Instructions for the task: Restate the data below word for word. Skip any images it contains.
-- Start Records for this exercise --
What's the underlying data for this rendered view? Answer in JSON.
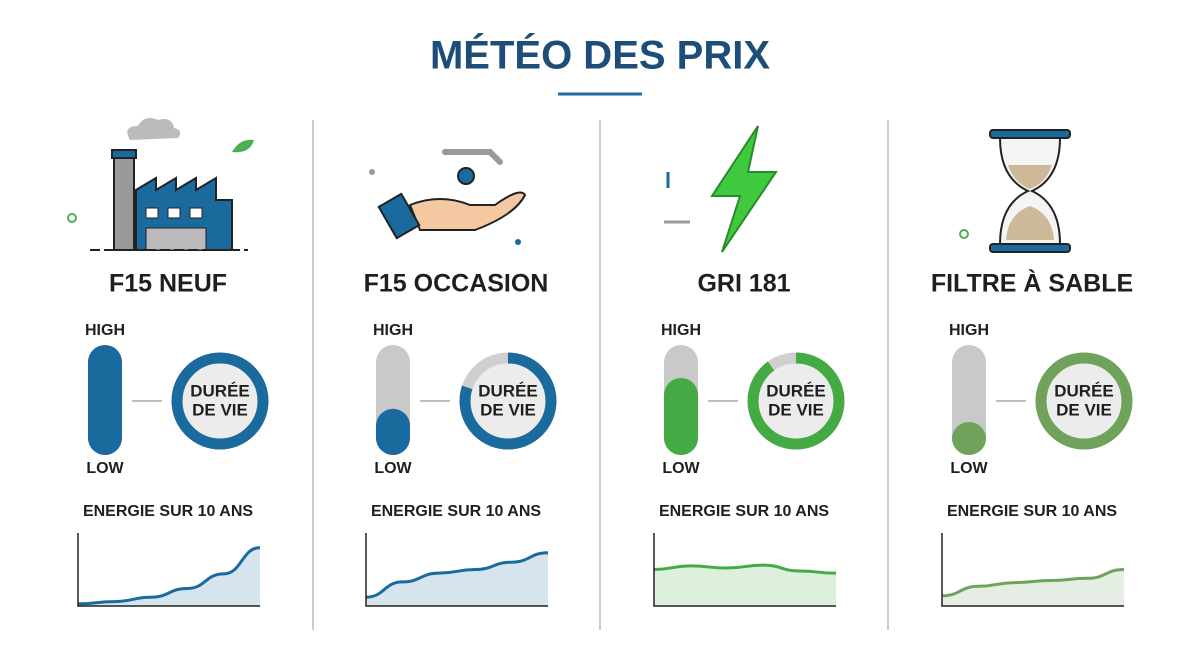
{
  "title": "MÉTÉO DES PRIX",
  "columns": [
    {
      "name": "F15 NEUF",
      "high": "HIGH",
      "low": "LOW",
      "level": 100,
      "ring": 100,
      "ring_label": [
        "DURÉE",
        "DE VIE"
      ],
      "energy_label": "ENERGIE SUR 10 ANS",
      "color": "#1b6a9e",
      "curve": [
        3,
        6,
        12,
        24,
        44,
        80
      ]
    },
    {
      "name": "F15 OCCASION",
      "high": "HIGH",
      "low": "LOW",
      "level": 42,
      "ring": 80,
      "ring_label": [
        "DURÉE",
        "DE VIE"
      ],
      "energy_label": "ENERGIE SUR 10 ANS",
      "color": "#1b6a9e",
      "curve": [
        12,
        33,
        45,
        50,
        60,
        73
      ]
    },
    {
      "name": "GRI 181",
      "high": "HIGH",
      "low": "LOW",
      "level": 70,
      "ring": 90,
      "ring_label": [
        "DURÉE",
        "DE VIE"
      ],
      "energy_label": "ENERGIE SUR 10 ANS",
      "color": "#44aa44",
      "curve": [
        50,
        55,
        52,
        56,
        48,
        45
      ]
    },
    {
      "name": "FILTRE À SABLE",
      "high": "HIGH",
      "low": "LOW",
      "level": 30,
      "ring": 100,
      "ring_label": [
        "DURÉE",
        "DE VIE"
      ],
      "energy_label": "ENERGIE SUR 10 ANS",
      "color": "#6fa35c",
      "curve": [
        14,
        27,
        32,
        35,
        38,
        50
      ]
    }
  ]
}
-- End Records for this exercise --
Answer to the task:
What's the underlying data for this rendered view? Answer in JSON.
{
  "title": "MÉTÉO DES PRIX",
  "columns": [
    {
      "name": "F15 NEUF",
      "high": "HIGH",
      "low": "LOW",
      "level": 100,
      "ring": 100,
      "ring_label": [
        "DURÉE",
        "DE VIE"
      ],
      "energy_label": "ENERGIE SUR 10 ANS",
      "color": "#1b6a9e",
      "curve": [
        3,
        6,
        12,
        24,
        44,
        80
      ]
    },
    {
      "name": "F15 OCCASION",
      "high": "HIGH",
      "low": "LOW",
      "level": 42,
      "ring": 80,
      "ring_label": [
        "DURÉE",
        "DE VIE"
      ],
      "energy_label": "ENERGIE SUR 10 ANS",
      "color": "#1b6a9e",
      "curve": [
        12,
        33,
        45,
        50,
        60,
        73
      ]
    },
    {
      "name": "GRI 181",
      "high": "HIGH",
      "low": "LOW",
      "level": 70,
      "ring": 90,
      "ring_label": [
        "DURÉE",
        "DE VIE"
      ],
      "energy_label": "ENERGIE SUR 10 ANS",
      "color": "#44aa44",
      "curve": [
        50,
        55,
        52,
        56,
        48,
        45
      ]
    },
    {
      "name": "FILTRE À SABLE",
      "high": "HIGH",
      "low": "LOW",
      "level": 30,
      "ring": 100,
      "ring_label": [
        "DURÉE",
        "DE VIE"
      ],
      "energy_label": "ENERGIE SUR 10 ANS",
      "color": "#6fa35c",
      "curve": [
        14,
        27,
        32,
        35,
        38,
        50
      ]
    }
  ]
}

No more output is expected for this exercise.